[Figure collection entries]
.....
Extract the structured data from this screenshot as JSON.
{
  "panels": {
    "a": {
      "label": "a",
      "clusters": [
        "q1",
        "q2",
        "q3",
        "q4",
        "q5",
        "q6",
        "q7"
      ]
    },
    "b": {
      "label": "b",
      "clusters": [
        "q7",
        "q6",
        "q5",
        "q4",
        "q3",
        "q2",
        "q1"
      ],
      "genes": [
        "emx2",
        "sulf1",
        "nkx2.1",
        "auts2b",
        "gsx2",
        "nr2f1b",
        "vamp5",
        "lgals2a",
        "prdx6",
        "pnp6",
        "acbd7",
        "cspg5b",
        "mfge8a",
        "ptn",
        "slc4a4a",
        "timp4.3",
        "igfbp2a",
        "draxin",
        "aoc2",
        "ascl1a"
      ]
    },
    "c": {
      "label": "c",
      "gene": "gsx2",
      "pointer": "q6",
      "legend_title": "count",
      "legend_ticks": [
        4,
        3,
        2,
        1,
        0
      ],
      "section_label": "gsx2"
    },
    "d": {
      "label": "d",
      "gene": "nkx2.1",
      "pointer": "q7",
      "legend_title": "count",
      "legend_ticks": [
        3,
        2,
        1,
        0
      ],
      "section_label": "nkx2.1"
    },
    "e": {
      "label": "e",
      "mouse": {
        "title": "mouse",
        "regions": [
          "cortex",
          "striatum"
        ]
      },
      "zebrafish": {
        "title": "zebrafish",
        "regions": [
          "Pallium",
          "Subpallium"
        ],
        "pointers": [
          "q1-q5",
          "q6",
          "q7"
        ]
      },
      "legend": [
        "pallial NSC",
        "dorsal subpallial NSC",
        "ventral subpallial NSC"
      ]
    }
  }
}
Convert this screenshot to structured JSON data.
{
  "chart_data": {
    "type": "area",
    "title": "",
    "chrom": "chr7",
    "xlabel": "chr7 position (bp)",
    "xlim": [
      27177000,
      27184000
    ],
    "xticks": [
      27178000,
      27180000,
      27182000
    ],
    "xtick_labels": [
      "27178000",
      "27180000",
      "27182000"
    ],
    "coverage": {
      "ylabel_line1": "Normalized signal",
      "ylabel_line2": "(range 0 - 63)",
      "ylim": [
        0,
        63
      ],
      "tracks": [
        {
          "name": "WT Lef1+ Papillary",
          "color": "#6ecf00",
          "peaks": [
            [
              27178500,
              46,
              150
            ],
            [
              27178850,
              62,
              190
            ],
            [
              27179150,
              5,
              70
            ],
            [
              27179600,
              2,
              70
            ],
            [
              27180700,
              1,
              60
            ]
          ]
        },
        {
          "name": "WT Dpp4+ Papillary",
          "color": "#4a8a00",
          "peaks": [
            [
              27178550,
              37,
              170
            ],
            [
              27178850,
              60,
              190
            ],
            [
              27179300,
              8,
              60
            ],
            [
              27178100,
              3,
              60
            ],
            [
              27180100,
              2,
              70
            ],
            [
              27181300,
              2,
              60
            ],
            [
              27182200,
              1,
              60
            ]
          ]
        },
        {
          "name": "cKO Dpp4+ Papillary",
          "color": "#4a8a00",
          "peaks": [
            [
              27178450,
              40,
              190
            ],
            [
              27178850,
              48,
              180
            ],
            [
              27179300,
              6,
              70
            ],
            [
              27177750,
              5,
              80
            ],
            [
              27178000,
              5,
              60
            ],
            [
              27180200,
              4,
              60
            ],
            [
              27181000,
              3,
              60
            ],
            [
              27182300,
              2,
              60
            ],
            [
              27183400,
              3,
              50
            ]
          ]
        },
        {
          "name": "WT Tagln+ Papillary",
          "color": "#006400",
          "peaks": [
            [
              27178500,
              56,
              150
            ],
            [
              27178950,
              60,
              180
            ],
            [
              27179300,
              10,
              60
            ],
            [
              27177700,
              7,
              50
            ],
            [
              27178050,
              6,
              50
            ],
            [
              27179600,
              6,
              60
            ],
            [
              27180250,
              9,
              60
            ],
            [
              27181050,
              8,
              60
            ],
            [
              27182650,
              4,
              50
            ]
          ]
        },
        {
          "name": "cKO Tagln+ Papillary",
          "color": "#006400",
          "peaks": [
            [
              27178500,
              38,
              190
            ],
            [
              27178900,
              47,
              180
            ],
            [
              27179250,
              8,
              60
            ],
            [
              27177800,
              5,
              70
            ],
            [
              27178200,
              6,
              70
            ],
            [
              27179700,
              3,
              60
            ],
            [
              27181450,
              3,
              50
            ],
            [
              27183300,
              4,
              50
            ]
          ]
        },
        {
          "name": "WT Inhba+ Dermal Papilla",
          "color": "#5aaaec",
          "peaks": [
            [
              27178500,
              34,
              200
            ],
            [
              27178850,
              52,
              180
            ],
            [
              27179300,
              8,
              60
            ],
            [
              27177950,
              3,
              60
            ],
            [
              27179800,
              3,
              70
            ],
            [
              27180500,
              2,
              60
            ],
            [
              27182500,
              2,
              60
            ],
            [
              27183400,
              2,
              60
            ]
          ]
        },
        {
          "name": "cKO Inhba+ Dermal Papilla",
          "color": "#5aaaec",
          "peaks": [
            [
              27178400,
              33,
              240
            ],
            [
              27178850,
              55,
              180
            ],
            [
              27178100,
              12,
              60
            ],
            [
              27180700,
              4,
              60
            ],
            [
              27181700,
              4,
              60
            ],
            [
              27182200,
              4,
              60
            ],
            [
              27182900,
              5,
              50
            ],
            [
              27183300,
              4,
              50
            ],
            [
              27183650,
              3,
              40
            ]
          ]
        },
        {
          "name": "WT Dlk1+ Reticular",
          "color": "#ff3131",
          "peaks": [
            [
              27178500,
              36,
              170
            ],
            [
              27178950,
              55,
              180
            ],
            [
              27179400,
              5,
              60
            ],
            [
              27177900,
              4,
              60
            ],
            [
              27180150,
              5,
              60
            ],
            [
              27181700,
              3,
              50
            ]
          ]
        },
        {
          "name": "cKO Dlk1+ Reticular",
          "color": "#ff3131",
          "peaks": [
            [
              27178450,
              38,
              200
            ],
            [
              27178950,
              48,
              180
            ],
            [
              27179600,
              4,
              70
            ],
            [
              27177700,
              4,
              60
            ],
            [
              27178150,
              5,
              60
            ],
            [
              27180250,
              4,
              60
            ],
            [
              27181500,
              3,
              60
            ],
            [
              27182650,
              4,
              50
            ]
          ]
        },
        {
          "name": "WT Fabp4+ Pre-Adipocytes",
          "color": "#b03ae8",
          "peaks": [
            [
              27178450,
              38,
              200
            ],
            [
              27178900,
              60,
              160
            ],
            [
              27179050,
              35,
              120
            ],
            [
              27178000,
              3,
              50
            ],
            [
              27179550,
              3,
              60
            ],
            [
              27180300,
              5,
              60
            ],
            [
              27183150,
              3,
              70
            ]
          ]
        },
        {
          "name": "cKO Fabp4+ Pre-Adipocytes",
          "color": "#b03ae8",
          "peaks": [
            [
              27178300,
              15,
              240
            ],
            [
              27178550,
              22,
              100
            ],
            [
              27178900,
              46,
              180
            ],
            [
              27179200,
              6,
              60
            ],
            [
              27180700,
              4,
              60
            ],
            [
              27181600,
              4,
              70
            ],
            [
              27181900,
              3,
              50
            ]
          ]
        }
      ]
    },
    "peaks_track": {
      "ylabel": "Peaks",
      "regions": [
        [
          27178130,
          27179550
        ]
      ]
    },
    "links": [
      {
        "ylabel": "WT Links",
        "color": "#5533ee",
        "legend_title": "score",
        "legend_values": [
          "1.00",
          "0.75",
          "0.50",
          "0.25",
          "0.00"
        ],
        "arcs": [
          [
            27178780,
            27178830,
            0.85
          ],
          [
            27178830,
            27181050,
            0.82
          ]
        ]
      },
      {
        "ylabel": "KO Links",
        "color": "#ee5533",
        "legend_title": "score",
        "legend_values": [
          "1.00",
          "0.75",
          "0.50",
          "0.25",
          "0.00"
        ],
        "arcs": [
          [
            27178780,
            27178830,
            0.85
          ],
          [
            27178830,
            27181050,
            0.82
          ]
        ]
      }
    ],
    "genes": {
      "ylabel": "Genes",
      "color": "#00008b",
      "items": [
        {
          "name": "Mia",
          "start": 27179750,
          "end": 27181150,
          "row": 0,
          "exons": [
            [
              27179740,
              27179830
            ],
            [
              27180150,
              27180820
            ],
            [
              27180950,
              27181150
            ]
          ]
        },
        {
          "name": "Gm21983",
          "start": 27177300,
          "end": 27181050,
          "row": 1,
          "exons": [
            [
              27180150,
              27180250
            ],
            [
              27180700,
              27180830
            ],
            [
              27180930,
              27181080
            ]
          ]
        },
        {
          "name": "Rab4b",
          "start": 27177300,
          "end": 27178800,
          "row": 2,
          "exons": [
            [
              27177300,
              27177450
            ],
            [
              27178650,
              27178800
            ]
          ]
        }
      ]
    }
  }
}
.....
_TASK DESCRIPTION_
Identify the lines in the records above that contain the word "Dermal", then state how many there are and nothing more.

_ANSWER BELOW_
2